Dataset records

----

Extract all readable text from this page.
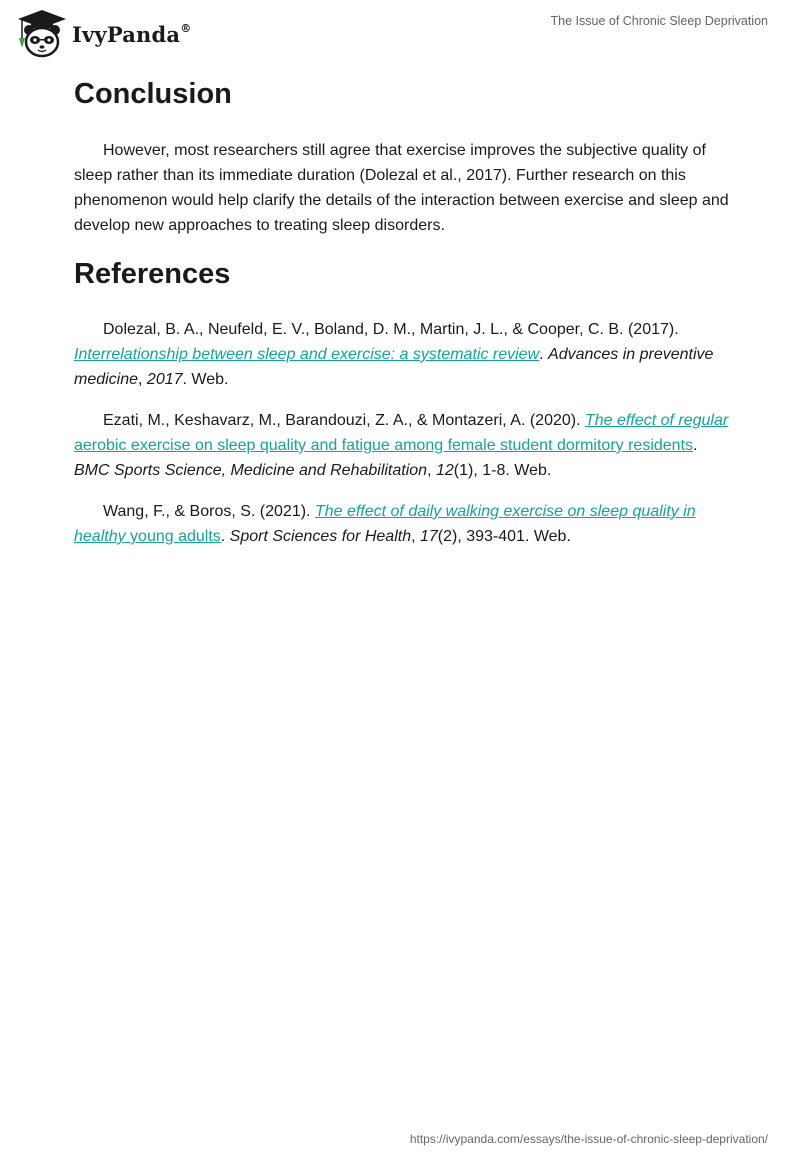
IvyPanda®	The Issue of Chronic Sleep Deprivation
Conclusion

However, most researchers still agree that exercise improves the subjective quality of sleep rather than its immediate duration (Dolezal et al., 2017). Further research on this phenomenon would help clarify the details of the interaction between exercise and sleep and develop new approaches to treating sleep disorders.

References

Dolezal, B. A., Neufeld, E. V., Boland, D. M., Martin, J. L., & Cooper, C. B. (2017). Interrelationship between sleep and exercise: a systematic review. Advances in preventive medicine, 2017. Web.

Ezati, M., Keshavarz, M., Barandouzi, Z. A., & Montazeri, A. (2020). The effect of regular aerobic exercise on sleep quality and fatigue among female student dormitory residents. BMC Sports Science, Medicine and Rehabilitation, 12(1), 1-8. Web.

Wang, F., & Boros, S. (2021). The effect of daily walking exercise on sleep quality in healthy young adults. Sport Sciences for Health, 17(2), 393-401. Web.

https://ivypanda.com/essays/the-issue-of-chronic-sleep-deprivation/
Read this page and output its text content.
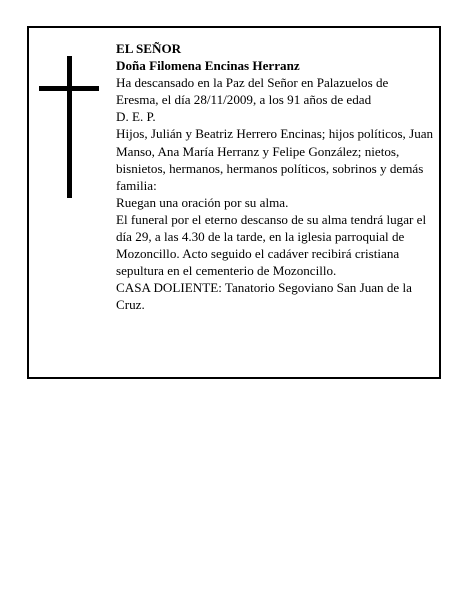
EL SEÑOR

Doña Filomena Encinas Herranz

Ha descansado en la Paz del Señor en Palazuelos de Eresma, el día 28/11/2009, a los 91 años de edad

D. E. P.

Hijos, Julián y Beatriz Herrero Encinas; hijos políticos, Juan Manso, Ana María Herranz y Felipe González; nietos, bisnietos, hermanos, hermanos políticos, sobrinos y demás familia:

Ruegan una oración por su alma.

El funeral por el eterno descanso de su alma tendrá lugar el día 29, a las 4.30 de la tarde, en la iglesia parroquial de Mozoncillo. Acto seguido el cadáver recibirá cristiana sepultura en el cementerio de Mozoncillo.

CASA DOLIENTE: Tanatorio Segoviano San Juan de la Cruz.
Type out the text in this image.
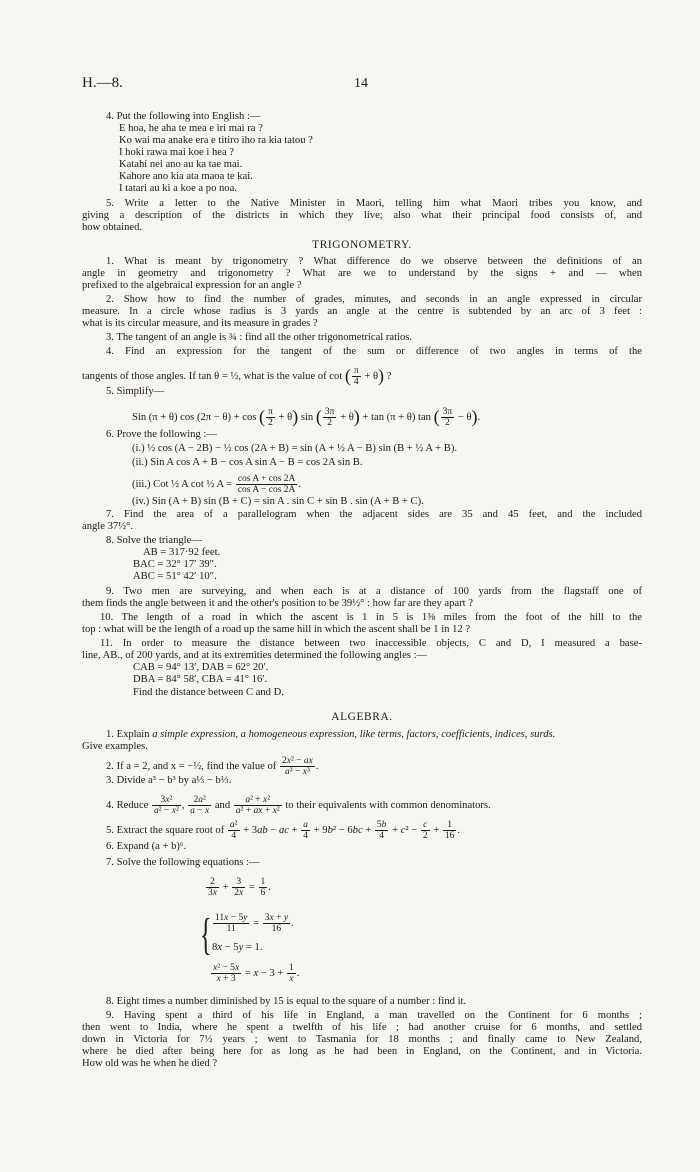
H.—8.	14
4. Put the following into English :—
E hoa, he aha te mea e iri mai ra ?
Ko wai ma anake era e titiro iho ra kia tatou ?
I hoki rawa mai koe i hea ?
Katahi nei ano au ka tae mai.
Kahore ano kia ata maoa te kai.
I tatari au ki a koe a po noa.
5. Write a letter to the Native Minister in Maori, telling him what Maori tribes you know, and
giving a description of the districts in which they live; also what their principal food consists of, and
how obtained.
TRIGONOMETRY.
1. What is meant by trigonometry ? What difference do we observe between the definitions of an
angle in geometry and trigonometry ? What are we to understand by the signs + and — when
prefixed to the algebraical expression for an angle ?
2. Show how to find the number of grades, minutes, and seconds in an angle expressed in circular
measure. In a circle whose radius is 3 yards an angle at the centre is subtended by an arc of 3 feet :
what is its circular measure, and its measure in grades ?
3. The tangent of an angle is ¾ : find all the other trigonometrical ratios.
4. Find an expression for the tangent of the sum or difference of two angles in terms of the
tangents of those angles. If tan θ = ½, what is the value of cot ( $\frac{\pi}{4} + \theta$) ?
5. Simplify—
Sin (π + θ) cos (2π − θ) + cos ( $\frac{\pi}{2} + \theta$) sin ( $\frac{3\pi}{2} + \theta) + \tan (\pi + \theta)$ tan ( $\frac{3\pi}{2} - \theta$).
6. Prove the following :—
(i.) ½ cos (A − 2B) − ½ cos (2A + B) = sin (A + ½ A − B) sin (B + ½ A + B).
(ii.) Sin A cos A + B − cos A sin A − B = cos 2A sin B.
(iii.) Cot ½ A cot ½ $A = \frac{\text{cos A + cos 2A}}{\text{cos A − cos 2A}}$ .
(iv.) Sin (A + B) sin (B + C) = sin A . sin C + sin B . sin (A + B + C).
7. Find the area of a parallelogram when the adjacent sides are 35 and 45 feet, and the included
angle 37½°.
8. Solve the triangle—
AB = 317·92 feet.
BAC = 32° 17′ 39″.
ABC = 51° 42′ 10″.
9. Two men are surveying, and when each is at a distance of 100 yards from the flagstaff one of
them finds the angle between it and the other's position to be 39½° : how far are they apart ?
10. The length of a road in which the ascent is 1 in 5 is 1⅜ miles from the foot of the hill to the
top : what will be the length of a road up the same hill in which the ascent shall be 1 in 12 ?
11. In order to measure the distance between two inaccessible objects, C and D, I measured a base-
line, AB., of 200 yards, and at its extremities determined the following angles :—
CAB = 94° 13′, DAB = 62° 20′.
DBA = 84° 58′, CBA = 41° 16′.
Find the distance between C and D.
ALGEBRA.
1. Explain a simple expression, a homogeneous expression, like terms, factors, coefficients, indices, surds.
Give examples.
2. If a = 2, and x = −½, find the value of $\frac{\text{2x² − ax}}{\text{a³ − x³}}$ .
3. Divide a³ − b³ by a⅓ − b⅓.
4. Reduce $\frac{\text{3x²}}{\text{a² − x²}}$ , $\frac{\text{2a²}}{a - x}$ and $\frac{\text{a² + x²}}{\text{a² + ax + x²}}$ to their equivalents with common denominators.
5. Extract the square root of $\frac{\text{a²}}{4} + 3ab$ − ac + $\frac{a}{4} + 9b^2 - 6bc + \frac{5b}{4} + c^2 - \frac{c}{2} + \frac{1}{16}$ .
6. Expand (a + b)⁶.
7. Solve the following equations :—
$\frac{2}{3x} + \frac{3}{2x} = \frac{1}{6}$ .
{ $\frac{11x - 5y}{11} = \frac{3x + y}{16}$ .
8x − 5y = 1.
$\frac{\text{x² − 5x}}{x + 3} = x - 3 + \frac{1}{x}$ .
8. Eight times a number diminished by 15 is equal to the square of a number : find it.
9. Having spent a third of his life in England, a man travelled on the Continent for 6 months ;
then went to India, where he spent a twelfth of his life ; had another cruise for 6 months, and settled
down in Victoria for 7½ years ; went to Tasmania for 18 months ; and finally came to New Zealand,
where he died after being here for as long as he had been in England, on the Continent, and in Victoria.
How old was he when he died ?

----

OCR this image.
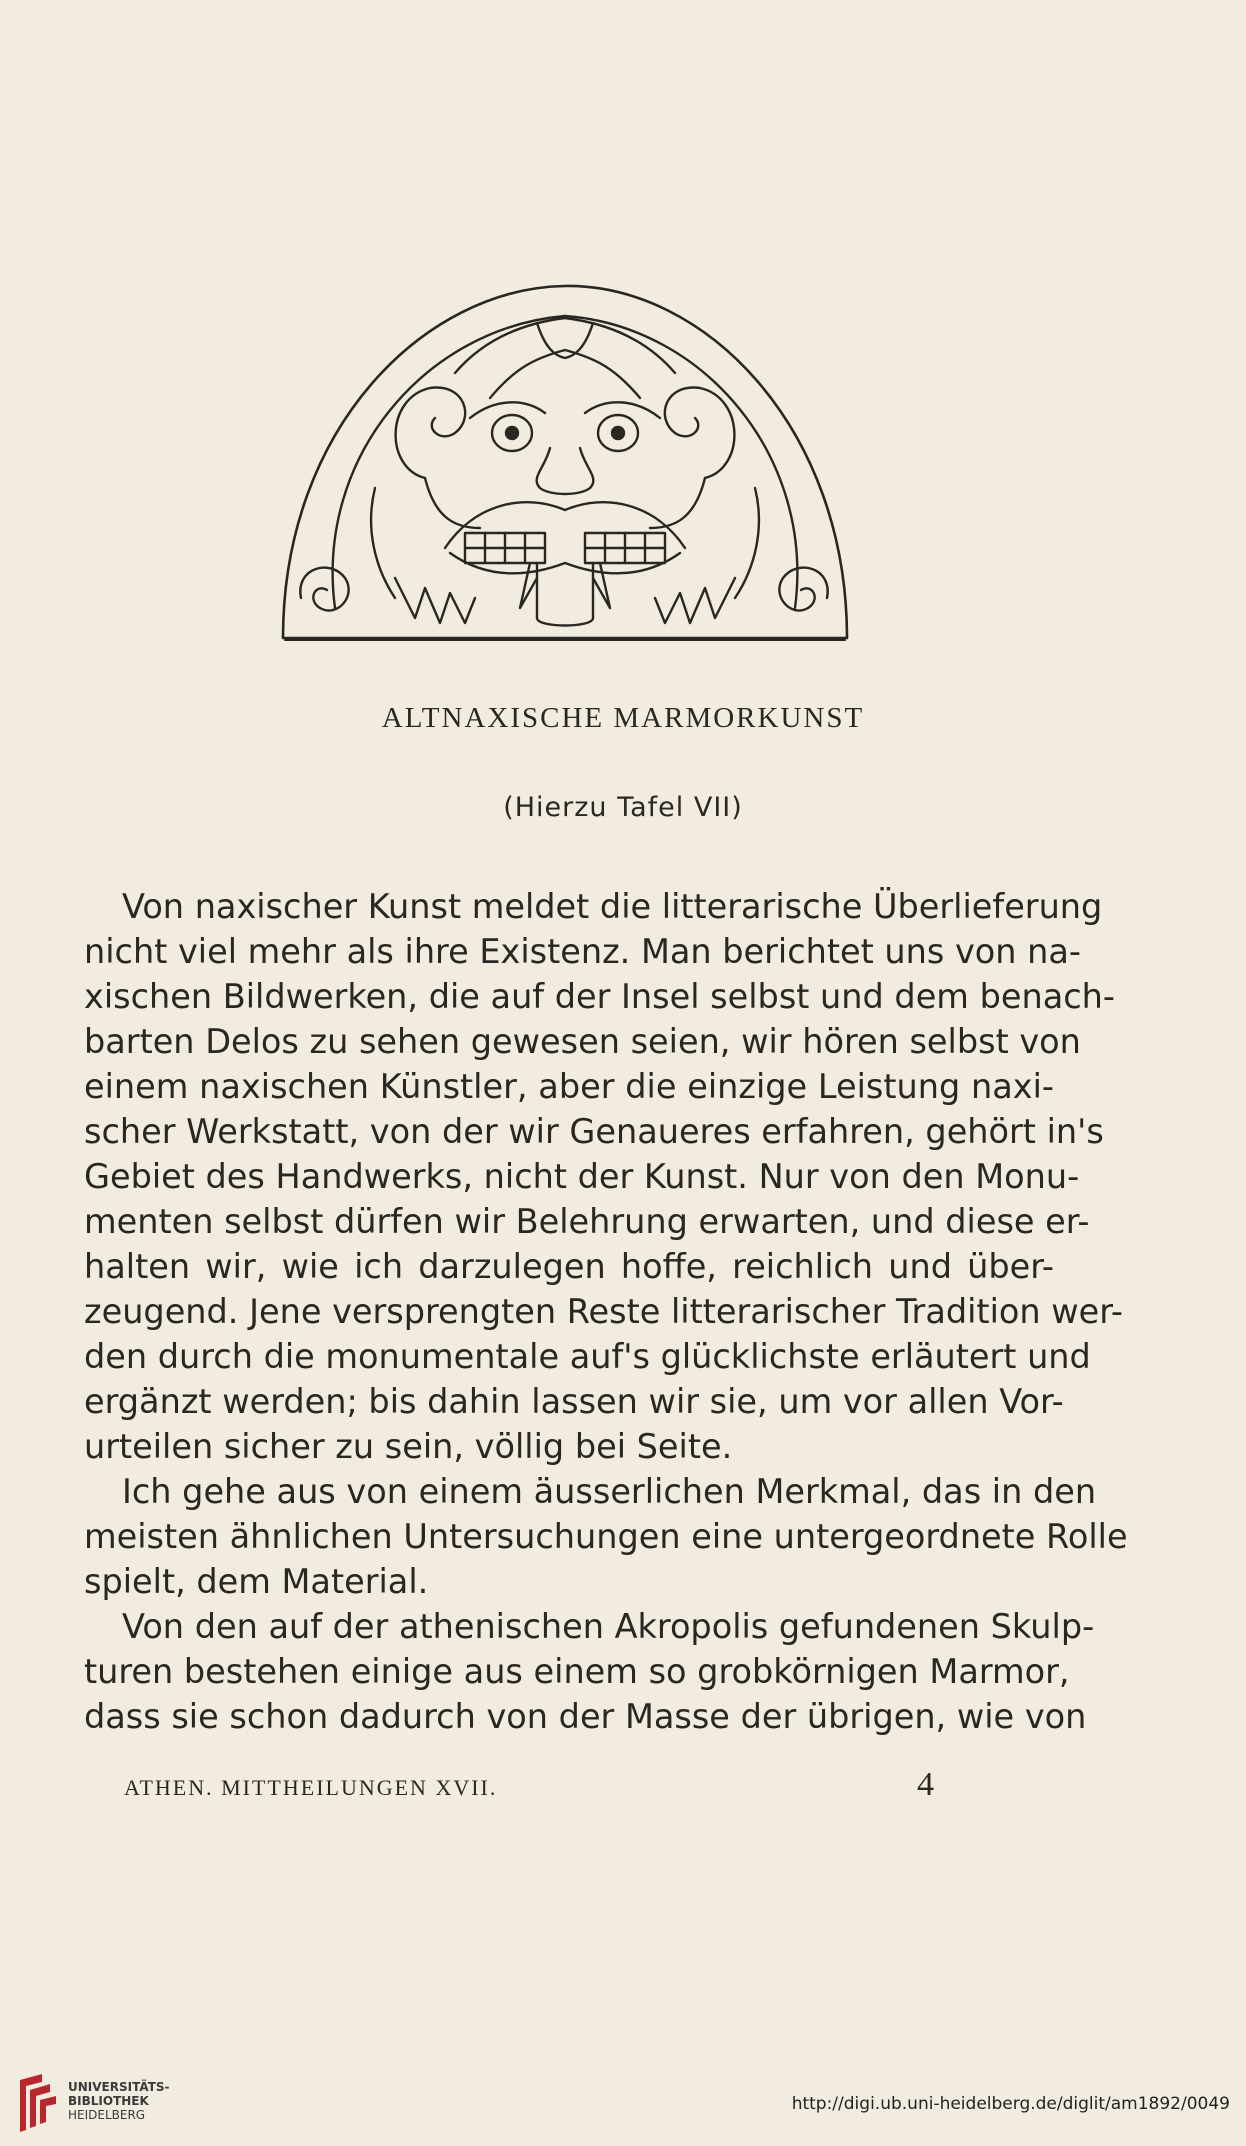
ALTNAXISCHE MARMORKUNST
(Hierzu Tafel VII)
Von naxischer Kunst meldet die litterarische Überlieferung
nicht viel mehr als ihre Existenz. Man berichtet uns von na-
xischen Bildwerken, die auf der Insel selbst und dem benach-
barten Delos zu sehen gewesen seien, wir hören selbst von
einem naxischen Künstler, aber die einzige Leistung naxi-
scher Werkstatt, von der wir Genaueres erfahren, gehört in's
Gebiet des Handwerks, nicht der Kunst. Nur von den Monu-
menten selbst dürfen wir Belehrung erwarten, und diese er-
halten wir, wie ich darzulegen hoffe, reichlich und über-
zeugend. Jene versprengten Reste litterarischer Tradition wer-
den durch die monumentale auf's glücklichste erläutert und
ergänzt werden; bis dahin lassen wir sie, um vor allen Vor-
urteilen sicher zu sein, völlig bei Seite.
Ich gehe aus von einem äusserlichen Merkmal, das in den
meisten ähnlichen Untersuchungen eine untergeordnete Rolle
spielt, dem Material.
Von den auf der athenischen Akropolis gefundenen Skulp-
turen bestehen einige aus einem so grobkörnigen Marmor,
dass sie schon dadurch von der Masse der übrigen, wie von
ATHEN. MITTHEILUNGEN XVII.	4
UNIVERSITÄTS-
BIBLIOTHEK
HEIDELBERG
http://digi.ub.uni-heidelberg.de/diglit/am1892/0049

----

Problem details –
Where does the word "ascent" appear in the listing? List each line that holds it.

Full solution –
10. The length of a road in which the ascent is 1 in 5 is 1⅜ miles from the foot of the hill to the
top : what will be the length of a road up the same hill in which the ascent shall be 1 in 12 ?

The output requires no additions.